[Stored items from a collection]
§
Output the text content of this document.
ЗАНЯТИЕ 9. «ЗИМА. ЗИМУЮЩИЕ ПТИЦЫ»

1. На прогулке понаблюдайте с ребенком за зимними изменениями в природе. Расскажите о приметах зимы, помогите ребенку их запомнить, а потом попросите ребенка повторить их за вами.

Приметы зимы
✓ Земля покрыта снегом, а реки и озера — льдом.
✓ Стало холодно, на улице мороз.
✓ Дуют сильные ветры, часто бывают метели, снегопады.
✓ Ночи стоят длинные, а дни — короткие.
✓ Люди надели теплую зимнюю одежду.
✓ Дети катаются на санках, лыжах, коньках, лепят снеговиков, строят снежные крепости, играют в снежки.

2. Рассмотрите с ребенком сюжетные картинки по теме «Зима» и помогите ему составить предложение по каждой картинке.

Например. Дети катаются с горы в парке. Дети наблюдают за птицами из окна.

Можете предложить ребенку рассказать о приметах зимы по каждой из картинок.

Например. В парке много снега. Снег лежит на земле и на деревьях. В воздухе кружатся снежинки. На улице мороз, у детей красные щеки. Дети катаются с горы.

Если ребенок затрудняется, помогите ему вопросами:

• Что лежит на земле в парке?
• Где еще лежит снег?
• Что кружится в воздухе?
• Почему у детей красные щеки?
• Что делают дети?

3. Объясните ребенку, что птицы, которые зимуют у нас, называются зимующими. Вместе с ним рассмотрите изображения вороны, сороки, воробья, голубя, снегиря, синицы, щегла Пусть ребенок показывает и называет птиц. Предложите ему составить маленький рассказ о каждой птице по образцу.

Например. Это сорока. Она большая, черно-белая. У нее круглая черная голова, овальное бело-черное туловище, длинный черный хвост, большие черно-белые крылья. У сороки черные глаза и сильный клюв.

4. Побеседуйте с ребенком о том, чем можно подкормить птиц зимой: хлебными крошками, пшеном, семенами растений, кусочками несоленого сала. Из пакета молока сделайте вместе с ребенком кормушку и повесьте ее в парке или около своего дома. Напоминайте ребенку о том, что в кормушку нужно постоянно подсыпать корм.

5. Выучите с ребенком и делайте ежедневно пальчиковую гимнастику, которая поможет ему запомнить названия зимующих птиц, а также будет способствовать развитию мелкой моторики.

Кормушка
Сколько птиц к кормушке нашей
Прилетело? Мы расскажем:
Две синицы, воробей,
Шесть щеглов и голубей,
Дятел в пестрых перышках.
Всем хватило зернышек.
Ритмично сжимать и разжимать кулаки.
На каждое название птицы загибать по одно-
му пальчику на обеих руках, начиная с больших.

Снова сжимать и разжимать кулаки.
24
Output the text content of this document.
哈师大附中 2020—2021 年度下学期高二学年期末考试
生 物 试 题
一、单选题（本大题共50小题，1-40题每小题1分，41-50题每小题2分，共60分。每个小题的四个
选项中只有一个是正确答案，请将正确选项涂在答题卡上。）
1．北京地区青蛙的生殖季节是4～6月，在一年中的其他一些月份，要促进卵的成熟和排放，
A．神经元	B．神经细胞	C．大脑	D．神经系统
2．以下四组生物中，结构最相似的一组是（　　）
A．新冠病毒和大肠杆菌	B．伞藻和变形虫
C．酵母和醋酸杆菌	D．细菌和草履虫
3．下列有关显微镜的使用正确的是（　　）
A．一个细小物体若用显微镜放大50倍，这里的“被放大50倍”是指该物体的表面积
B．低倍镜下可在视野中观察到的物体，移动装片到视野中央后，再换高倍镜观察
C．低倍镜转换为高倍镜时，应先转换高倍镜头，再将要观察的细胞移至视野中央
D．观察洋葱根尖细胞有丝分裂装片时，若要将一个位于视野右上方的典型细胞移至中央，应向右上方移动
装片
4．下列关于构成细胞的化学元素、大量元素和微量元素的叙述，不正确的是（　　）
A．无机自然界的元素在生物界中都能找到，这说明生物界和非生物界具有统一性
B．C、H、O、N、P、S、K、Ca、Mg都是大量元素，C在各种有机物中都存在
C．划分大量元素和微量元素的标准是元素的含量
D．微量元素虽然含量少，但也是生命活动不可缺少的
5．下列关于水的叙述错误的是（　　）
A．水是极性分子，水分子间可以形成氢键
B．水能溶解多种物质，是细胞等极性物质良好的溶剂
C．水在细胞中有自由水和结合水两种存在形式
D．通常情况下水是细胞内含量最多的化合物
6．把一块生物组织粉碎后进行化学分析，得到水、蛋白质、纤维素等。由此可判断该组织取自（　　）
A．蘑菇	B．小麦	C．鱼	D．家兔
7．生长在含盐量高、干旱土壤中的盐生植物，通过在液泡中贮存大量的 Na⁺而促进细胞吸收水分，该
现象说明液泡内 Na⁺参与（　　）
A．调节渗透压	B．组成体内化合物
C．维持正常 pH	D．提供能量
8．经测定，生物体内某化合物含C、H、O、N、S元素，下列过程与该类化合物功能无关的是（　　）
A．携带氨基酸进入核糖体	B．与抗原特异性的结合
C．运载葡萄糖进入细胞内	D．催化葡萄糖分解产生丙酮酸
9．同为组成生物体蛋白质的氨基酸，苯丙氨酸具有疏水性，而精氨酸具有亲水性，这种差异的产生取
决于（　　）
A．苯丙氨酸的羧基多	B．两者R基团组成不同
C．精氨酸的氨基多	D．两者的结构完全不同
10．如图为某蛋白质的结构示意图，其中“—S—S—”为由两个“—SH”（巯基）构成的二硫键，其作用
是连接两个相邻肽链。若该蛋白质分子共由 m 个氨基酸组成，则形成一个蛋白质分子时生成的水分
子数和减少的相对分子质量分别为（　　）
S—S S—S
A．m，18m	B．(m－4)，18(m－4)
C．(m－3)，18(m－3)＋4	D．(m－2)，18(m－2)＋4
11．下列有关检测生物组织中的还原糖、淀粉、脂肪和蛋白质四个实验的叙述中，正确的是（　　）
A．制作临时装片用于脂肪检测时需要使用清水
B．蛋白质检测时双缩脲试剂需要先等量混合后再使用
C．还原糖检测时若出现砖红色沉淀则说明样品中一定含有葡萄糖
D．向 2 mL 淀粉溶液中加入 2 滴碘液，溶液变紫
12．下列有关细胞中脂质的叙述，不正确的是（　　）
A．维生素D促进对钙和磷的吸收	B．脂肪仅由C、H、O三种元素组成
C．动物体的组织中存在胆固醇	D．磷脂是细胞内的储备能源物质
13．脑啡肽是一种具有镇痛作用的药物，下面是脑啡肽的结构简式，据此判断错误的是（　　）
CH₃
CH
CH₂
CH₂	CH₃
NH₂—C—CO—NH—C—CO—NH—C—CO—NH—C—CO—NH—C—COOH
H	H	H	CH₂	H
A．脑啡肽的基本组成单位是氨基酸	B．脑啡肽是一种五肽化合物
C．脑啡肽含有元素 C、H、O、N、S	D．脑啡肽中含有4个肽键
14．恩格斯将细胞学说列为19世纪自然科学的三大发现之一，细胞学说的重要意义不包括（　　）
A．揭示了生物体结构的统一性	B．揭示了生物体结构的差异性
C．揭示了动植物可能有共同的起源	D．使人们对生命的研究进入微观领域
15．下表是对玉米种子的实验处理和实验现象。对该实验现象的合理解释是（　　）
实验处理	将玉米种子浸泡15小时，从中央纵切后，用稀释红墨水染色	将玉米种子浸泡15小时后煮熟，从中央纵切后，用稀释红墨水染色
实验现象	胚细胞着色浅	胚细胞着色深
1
§
Brief:
The records above must be output exactly, in full.

The solution:
Output the text content of this document.
ЗАНЯТИЕ 9. «ЗИМА. ЗИМУЮЩИЕ ПТИЦЫ»

1. На прогулке понаблюдайте с ребенком за зимними изменениями в природе. Расскажите о приметах зимы, помогите ребенку их запомнить, а потом попросите ребенка повторить их за вами.

Приметы зимы
✓ Земля покрыта снегом, а реки и озера — льдом.
✓ Стало холодно, на улице мороз.
✓ Дуют сильные ветры, часто бывают метели, снегопады.
✓ Ночи стоят длинные, а дни — короткие.
✓ Люди надели теплую зимнюю одежду.
✓ Дети катаются на санках, лыжах, коньках, лепят снеговиков, строят снежные крепости, играют в снежки.

2. Рассмотрите с ребенком сюжетные картинки по теме «Зима» и помогите ему составить предложение по каждой картинке.

Например. Дети катаются с горы в парке. Дети наблюдают за птицами из окна.

Можете предложить ребенку рассказать о приметах зимы по каждой из картинок.

Например. В парке много снега. Снег лежит на земле и на деревьях. В воздухе кружатся снежинки. На улице мороз, у детей красные щеки. Дети катаются с горы.

Если ребенок затрудняется, помогите ему вопросами:

• Что лежит на земле в парке?
• Где еще лежит снег?
• Что кружится в воздухе?
• Почему у детей красные щеки?
• Что делают дети?

3. Объясните ребенку, что птицы, которые зимуют у нас, называются зимующими. Вместе с ним рассмотрите изображения вороны, сороки, воробья, голубя, снегиря, синицы, щегла Пусть ребенок показывает и называет птиц. Предложите ему составить маленький рассказ о каждой птице по образцу.

Например. Это сорока. Она большая, черно-белая. У нее круглая черная голова, овальное бело-черное туловище, длинный черный хвост, большие черно-белые крылья. У сороки черные глаза и сильный клюв.

4. Побеседуйте с ребенком о том, чем можно подкормить птиц зимой: хлебными крошками, пшеном, семенами растений, кусочками несоленого сала. Из пакета молока сделайте вместе с ребенком кормушку и повесьте ее в парке или около своего дома. Напоминайте ребенку о том, что в кормушку нужно постоянно подсыпать корм.

5. Выучите с ребенком и делайте ежедневно пальчиковую гимнастику, которая поможет ему запомнить названия зимующих птиц, а также будет способствовать развитию мелкой моторики.

Кормушка
Сколько птиц к кормушке нашей
Прилетело? Мы расскажем:
Две синицы, воробей,
Шесть щеглов и голубей,
Дятел в пестрых перышках.
Всем хватило зернышек.
Ритмично сжимать и разжимать кулаки.
На каждое название птицы загибать по одно-
му пальчику на обеих руках, начиная с больших.

Снова сжимать и разжимать кулаки.
24
Output the text content of this document.
哈师大附中 2020—2021 年度下学期高二学年期末考试
生 物 试 题
一、单选题（本大题共50小题，1-40题每小题1分，41-50题每小题2分，共60分。每个小题的四个
选项中只有一个是正确答案，请将正确选项涂在答题卡上。）
1．北京地区青蛙的生殖季节是4～6月，在一年中的其他一些月份，要促进卵的成熟和排放，
A．神经元	B．神经细胞	C．大脑	D．神经系统
2．以下四组生物中，结构最相似的一组是（　　）
A．新冠病毒和大肠杆菌	B．伞藻和变形虫
C．酵母和醋酸杆菌	D．细菌和草履虫
3．下列有关显微镜的使用正确的是（　　）
A．一个细小物体若用显微镜放大50倍，这里的“被放大50倍”是指该物体的表面积
B．低倍镜下可在视野中观察到的物体，移动装片到视野中央后，再换高倍镜观察
C．低倍镜转换为高倍镜时，应先转换高倍镜头，再将要观察的细胞移至视野中央
D．观察洋葱根尖细胞有丝分裂装片时，若要将一个位于视野右上方的典型细胞移至中央，应向右上方移动
装片
4．下列关于构成细胞的化学元素、大量元素和微量元素的叙述，不正确的是（　　）
A．无机自然界的元素在生物界中都能找到，这说明生物界和非生物界具有统一性
B．C、H、O、N、P、S、K、Ca、Mg都是大量元素，C在各种有机物中都存在
C．划分大量元素和微量元素的标准是元素的含量
D．微量元素虽然含量少，但也是生命活动不可缺少的
5．下列关于水的叙述错误的是（　　）
A．水是极性分子，水分子间可以形成氢键
B．水能溶解多种物质，是细胞等极性物质良好的溶剂
C．水在细胞中有自由水和结合水两种存在形式
D．通常情况下水是细胞内含量最多的化合物
6．把一块生物组织粉碎后进行化学分析，得到水、蛋白质、纤维素等。由此可判断该组织取自（　　）
A．蘑菇	B．小麦	C．鱼	D．家兔
7．生长在含盐量高、干旱土壤中的盐生植物，通过在液泡中贮存大量的 Na⁺而促进细胞吸收水分，该
现象说明液泡内 Na⁺参与（　　）
A．调节渗透压	B．组成体内化合物
C．维持正常 pH	D．提供能量
8．经测定，生物体内某化合物含C、H、O、N、S元素，下列过程与该类化合物功能无关的是（　　）
A．携带氨基酸进入核糖体	B．与抗原特异性的结合
C．运载葡萄糖进入细胞内	D．催化葡萄糖分解产生丙酮酸
9．同为组成生物体蛋白质的氨基酸，苯丙氨酸具有疏水性，而精氨酸具有亲水性，这种差异的产生取
决于（　　）
A．苯丙氨酸的羧基多	B．两者R基团组成不同
C．精氨酸的氨基多	D．两者的结构完全不同
10．如图为某蛋白质的结构示意图，其中“—S—S—”为由两个“—SH”（巯基）构成的二硫键，其作用
是连接两个相邻肽链。若该蛋白质分子共由 m 个氨基酸组成，则形成一个蛋白质分子时生成的水分
子数和减少的相对分子质量分别为（　　）
S—S S—S
A．m，18m	B．(m－4)，18(m－4)
C．(m－3)，18(m－3)＋4	D．(m－2)，18(m－2)＋4
11．下列有关检测生物组织中的还原糖、淀粉、脂肪和蛋白质四个实验的叙述中，正确的是（　　）
A．制作临时装片用于脂肪检测时需要使用清水
B．蛋白质检测时双缩脲试剂需要先等量混合后再使用
C．还原糖检测时若出现砖红色沉淀则说明样品中一定含有葡萄糖
D．向 2 mL 淀粉溶液中加入 2 滴碘液，溶液变紫
12．下列有关细胞中脂质的叙述，不正确的是（　　）
A．维生素D促进对钙和磷的吸收	B．脂肪仅由C、H、O三种元素组成
C．动物体的组织中存在胆固醇	D．磷脂是细胞内的储备能源物质
13．脑啡肽是一种具有镇痛作用的药物，下面是脑啡肽的结构简式，据此判断错误的是（　　）
CH₃
CH
CH₂
CH₂	CH₃
NH₂—C—CO—NH—C—CO—NH—C—CO—NH—C—CO—NH—C—COOH
H	H	H	CH₂	H
A．脑啡肽的基本组成单位是氨基酸	B．脑啡肽是一种五肽化合物
C．脑啡肽含有元素 C、H、O、N、S	D．脑啡肽中含有4个肽键
14．恩格斯将细胞学说列为19世纪自然科学的三大发现之一，细胞学说的重要意义不包括（　　）
A．揭示了生物体结构的统一性	B．揭示了生物体结构的差异性
C．揭示了动植物可能有共同的起源	D．使人们对生命的研究进入微观领域
15．下表是对玉米种子的实验处理和实验现象。对该实验现象的合理解释是（　　）
实验处理	将玉米种子浸泡15小时，从中央纵切后，用稀释红墨水染色	将玉米种子浸泡15小时后煮熟，从中央纵切后，用稀释红墨水染色
实验现象	胚细胞着色浅	胚细胞着色深
1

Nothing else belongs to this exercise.